- _TO BE DONE_:
Find all lines in the listing that include the word "this", then copy them.

★ ★ ★ ★ ★

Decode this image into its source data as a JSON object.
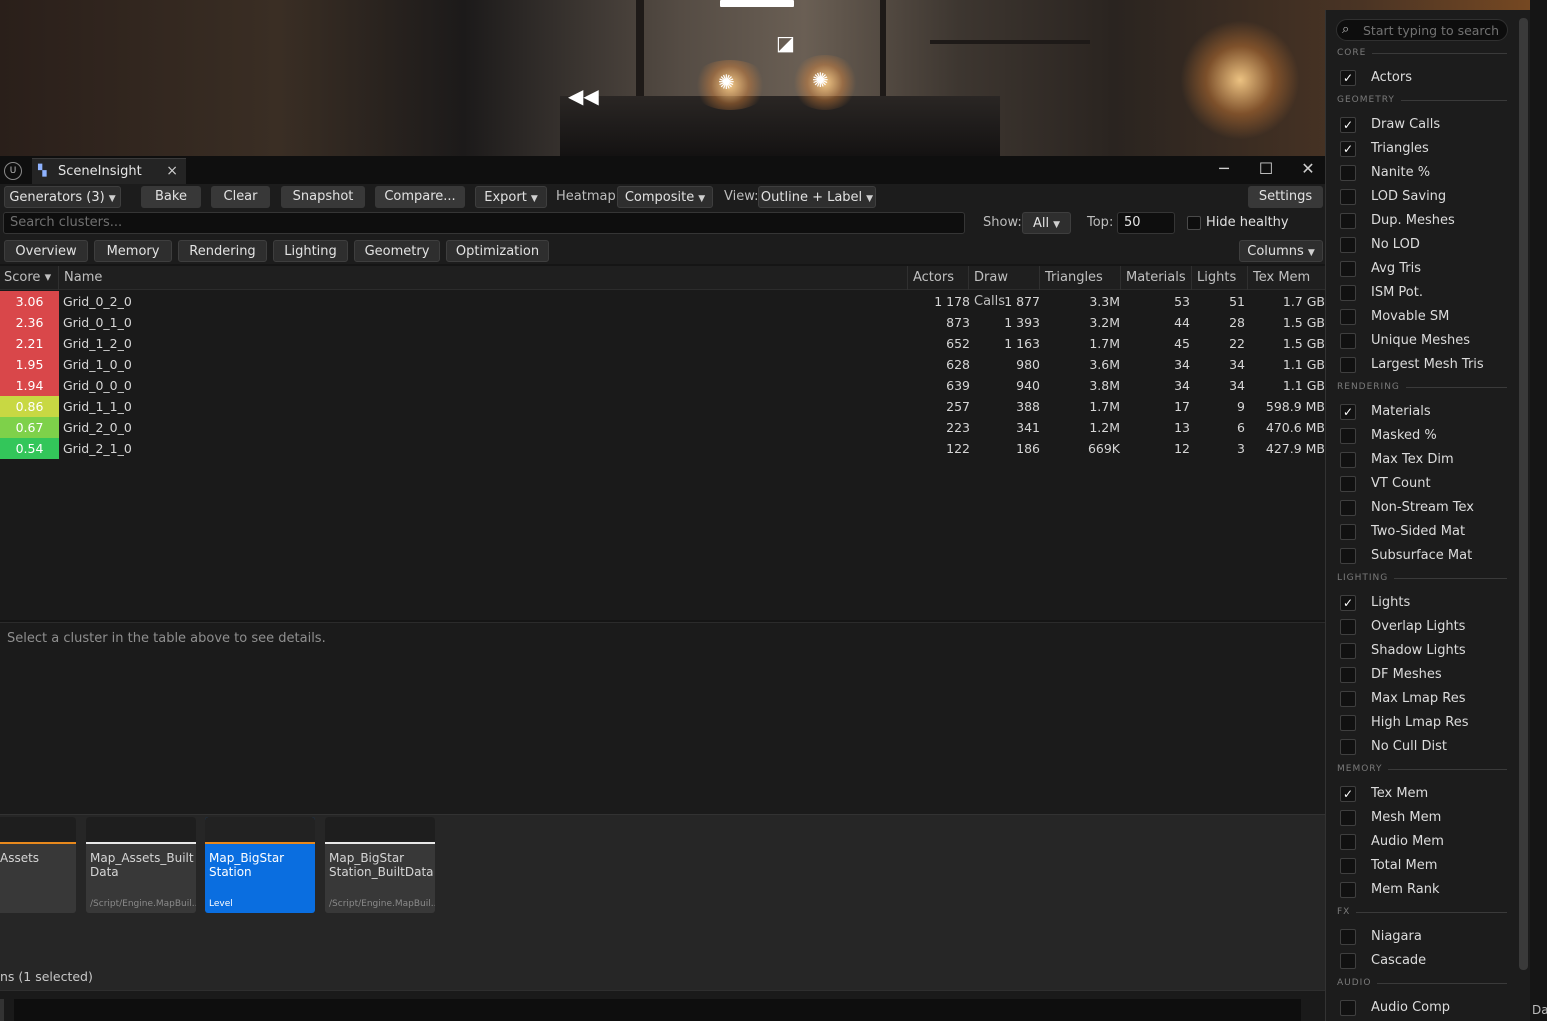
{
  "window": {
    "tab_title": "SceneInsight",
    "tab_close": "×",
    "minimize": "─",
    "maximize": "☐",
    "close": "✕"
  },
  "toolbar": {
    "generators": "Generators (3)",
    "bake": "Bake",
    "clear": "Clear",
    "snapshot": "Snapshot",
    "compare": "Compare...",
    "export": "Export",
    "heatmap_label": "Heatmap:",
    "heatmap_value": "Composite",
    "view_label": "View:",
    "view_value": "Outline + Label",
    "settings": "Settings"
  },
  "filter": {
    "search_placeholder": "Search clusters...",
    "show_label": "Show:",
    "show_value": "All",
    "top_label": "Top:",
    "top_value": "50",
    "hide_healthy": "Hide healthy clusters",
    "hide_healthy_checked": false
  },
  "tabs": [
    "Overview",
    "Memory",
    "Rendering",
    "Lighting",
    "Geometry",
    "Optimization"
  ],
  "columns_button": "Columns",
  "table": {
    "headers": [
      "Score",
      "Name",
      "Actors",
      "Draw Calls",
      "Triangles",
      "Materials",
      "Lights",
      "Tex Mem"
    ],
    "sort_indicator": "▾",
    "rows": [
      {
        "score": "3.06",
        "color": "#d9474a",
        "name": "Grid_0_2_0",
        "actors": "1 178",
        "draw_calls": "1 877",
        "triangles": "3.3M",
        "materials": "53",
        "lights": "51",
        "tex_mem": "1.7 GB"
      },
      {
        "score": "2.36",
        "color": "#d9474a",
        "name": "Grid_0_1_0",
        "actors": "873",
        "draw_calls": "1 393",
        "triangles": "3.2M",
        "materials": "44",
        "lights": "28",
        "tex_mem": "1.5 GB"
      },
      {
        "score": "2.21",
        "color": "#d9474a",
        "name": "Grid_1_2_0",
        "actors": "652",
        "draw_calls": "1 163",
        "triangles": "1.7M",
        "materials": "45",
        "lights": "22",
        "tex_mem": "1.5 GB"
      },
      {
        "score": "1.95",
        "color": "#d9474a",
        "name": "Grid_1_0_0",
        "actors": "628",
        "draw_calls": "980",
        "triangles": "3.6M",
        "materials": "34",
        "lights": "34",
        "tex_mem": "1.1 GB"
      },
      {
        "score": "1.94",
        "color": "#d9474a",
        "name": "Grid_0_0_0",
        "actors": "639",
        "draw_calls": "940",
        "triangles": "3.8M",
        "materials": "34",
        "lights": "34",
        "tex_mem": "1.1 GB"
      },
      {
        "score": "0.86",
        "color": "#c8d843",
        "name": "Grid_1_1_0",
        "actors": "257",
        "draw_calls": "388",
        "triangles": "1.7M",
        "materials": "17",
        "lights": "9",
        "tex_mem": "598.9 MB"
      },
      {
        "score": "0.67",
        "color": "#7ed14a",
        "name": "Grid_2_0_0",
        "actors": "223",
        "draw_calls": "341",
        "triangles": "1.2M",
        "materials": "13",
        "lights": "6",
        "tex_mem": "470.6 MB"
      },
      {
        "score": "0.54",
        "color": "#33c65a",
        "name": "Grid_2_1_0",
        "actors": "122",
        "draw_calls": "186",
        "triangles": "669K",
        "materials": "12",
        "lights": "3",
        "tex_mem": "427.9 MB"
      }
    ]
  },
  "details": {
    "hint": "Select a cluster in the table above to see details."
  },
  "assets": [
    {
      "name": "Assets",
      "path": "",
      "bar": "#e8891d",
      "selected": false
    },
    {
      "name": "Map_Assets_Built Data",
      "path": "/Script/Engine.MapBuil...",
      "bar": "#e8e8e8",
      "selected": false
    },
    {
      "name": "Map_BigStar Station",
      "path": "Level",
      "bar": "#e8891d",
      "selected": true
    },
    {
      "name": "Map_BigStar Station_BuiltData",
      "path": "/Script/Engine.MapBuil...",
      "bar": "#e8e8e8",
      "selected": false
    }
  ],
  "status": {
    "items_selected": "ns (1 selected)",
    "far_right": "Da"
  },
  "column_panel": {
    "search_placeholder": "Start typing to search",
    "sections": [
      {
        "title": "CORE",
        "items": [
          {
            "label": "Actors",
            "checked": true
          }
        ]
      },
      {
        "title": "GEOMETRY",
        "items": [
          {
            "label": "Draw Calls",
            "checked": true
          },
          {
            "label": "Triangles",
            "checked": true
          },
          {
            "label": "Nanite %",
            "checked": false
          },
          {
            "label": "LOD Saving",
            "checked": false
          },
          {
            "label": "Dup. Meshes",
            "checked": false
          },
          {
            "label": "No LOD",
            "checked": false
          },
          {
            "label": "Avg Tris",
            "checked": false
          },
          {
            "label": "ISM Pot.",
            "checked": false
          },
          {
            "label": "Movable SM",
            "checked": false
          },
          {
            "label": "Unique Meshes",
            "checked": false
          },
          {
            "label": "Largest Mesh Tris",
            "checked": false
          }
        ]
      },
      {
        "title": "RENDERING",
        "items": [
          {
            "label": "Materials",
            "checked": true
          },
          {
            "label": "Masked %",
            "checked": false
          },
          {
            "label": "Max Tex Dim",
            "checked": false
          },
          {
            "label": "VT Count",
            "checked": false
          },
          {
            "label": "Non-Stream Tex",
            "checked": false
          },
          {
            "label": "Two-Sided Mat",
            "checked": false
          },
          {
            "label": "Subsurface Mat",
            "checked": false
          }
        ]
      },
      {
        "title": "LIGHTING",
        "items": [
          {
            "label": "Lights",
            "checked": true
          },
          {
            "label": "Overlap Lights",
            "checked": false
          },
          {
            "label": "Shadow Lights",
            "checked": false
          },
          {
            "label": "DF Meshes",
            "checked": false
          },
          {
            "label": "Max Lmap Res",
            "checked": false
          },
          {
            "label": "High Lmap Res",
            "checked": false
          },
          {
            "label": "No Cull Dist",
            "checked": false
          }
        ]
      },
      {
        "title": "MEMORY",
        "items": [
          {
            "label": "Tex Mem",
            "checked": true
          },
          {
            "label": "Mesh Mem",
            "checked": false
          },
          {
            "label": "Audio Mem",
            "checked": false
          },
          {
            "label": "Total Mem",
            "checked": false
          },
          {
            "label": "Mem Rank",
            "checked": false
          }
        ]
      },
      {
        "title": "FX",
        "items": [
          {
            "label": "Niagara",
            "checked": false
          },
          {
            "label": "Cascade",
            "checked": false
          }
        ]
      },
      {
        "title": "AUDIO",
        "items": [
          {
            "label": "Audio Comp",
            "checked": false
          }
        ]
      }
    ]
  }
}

★ ★ ★ ★ ★

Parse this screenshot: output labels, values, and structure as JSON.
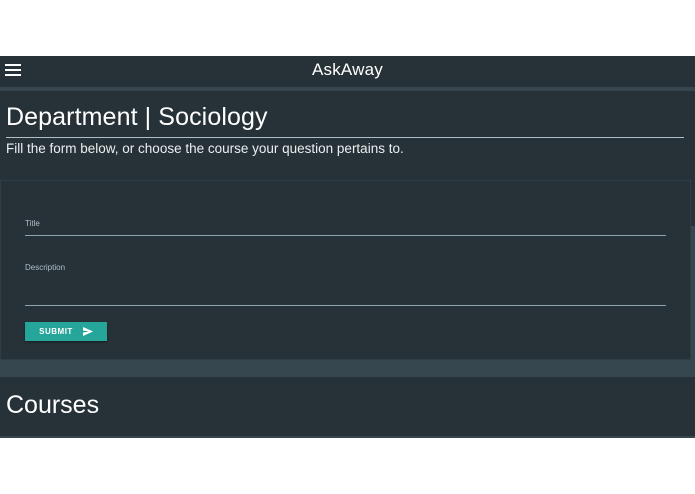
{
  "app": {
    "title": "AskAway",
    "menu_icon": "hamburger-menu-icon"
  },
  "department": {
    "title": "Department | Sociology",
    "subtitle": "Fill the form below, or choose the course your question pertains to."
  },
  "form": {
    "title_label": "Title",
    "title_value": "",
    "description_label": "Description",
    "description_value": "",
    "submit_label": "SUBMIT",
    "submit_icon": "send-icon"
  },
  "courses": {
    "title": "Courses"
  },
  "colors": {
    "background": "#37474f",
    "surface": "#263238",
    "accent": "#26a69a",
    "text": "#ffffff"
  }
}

★ ★ ★ ★ ★

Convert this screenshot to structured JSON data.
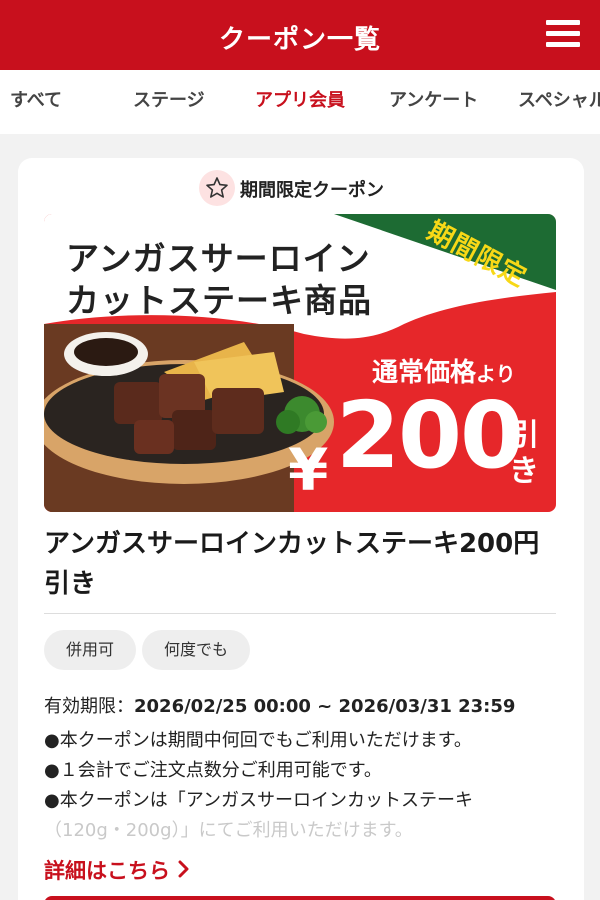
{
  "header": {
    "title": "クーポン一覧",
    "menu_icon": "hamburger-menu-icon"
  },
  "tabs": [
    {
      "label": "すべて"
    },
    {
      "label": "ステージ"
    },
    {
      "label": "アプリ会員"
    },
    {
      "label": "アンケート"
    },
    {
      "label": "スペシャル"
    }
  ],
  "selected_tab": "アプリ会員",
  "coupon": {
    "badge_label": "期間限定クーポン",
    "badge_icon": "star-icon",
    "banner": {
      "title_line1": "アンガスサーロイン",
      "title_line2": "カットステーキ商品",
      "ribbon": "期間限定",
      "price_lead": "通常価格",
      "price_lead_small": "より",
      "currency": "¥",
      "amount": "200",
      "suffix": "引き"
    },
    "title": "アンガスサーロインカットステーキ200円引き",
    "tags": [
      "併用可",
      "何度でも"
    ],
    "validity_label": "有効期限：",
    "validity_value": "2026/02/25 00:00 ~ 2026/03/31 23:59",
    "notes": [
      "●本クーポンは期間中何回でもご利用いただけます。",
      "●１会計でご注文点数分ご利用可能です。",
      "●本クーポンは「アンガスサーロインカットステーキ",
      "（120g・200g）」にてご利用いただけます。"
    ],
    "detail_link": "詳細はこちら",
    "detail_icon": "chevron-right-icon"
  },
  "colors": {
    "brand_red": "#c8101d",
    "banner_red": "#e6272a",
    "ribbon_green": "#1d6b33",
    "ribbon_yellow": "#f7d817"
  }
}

★ ★ ★ ★ ★

- _RESULT OF THE TASK_:
Decode this image into its source data as a JSON object.
Parse this screenshot: output labels, values, and structure as JSON.
Convert this screenshot to structured JSON data.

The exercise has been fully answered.